Do this: Write out the records below word for word, please.

Records for this task:

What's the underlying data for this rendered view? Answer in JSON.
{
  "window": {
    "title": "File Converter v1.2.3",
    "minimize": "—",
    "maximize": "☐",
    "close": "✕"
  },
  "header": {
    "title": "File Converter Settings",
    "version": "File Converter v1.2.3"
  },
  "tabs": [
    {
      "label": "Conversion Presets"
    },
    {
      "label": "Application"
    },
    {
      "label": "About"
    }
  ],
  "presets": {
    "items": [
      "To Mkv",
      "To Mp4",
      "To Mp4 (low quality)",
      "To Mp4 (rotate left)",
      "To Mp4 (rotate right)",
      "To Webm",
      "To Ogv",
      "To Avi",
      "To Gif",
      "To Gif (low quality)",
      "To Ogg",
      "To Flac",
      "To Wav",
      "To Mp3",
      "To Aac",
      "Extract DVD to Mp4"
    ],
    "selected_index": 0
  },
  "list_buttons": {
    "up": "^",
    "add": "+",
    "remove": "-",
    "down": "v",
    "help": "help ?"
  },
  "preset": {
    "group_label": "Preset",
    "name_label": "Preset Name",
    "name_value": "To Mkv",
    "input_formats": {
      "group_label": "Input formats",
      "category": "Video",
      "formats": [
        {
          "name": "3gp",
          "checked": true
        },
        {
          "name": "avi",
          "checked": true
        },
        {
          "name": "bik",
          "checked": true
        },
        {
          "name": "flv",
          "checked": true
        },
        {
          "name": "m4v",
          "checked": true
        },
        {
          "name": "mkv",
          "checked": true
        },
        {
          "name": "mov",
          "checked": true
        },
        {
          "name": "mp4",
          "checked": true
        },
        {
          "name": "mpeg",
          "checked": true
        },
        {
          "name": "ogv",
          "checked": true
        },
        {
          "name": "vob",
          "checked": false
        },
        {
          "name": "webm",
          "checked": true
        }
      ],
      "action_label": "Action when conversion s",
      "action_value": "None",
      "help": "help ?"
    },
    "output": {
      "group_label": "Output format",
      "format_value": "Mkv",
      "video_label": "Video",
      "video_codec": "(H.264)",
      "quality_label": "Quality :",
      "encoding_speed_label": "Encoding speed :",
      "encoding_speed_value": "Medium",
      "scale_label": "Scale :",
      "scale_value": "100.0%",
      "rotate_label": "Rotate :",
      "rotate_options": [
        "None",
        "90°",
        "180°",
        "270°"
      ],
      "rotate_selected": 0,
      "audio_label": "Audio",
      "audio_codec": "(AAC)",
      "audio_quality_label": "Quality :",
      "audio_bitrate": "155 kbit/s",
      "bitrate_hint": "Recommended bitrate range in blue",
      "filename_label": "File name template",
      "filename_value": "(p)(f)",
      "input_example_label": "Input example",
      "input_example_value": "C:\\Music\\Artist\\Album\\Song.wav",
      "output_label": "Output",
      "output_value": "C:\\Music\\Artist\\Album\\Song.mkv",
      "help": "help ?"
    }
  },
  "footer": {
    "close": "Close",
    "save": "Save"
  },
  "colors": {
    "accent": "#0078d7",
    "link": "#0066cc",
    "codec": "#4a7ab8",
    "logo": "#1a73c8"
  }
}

Exercise response:
What's the underlying data for this rendered view? Answer in JSON.
{
  "window": {
    "title": "File Converter v1.2.3",
    "minimize": "—",
    "maximize": "☐",
    "close": "✕"
  },
  "header": {
    "title": "File Converter Settings",
    "version": "File Converter v1.2.3"
  },
  "tabs": [
    {
      "label": "Conversion Presets"
    },
    {
      "label": "Application"
    },
    {
      "label": "About"
    }
  ],
  "presets": {
    "items": [
      "To Mkv",
      "To Mp4",
      "To Mp4 (low quality)",
      "To Mp4 (rotate left)",
      "To Mp4 (rotate right)",
      "To Webm",
      "To Ogv",
      "To Avi",
      "To Gif",
      "To Gif (low quality)",
      "To Ogg",
      "To Flac",
      "To Wav",
      "To Mp3",
      "To Aac",
      "Extract DVD to Mp4"
    ],
    "selected_index": 0
  },
  "list_buttons": {
    "up": "^",
    "add": "+",
    "remove": "-",
    "down": "v",
    "help": "help ?"
  },
  "preset": {
    "group_label": "Preset",
    "name_label": "Preset Name",
    "name_value": "To Mkv",
    "input_formats": {
      "group_label": "Input formats",
      "category": "Video",
      "formats": [
        {
          "name": "3gp",
          "checked": true
        },
        {
          "name": "avi",
          "checked": true
        },
        {
          "name": "bik",
          "checked": true
        },
        {
          "name": "flv",
          "checked": true
        },
        {
          "name": "m4v",
          "checked": true
        },
        {
          "name": "mkv",
          "checked": true
        },
        {
          "name": "mov",
          "checked": true
        },
        {
          "name": "mp4",
          "checked": true
        },
        {
          "name": "mpeg",
          "checked": true
        },
        {
          "name": "ogv",
          "checked": true
        },
        {
          "name": "vob",
          "checked": false
        },
        {
          "name": "webm",
          "checked": true
        }
      ],
      "action_label": "Action when conversion s",
      "action_value": "None",
      "help": "help ?"
    },
    "output": {
      "group_label": "Output format",
      "format_value": "Mkv",
      "video_label": "Video",
      "video_codec": "(H.264)",
      "quality_label": "Quality :",
      "encoding_speed_label": "Encoding speed :",
      "encoding_speed_value": "Medium",
      "scale_label": "Scale :",
      "scale_value": "100.0%",
      "rotate_label": "Rotate :",
      "rotate_options": [
        "None",
        "90°",
        "180°",
        "270°"
      ],
      "rotate_selected": 0,
      "audio_label": "Audio",
      "audio_codec": "(AAC)",
      "audio_quality_label": "Quality :",
      "audio_bitrate": "155 kbit/s",
      "bitrate_hint": "Recommended bitrate range in blue",
      "filename_label": "File name template",
      "filename_value": "(p)(f)",
      "input_example_label": "Input example",
      "input_example_value": "C:\\Music\\Artist\\Album\\Song.wav",
      "output_label": "Output",
      "output_value": "C:\\Music\\Artist\\Album\\Song.mkv",
      "help": "help ?"
    }
  },
  "footer": {
    "close": "Close",
    "save": "Save"
  },
  "colors": {
    "accent": "#0078d7",
    "link": "#0066cc",
    "codec": "#4a7ab8",
    "logo": "#1a73c8"
  }
}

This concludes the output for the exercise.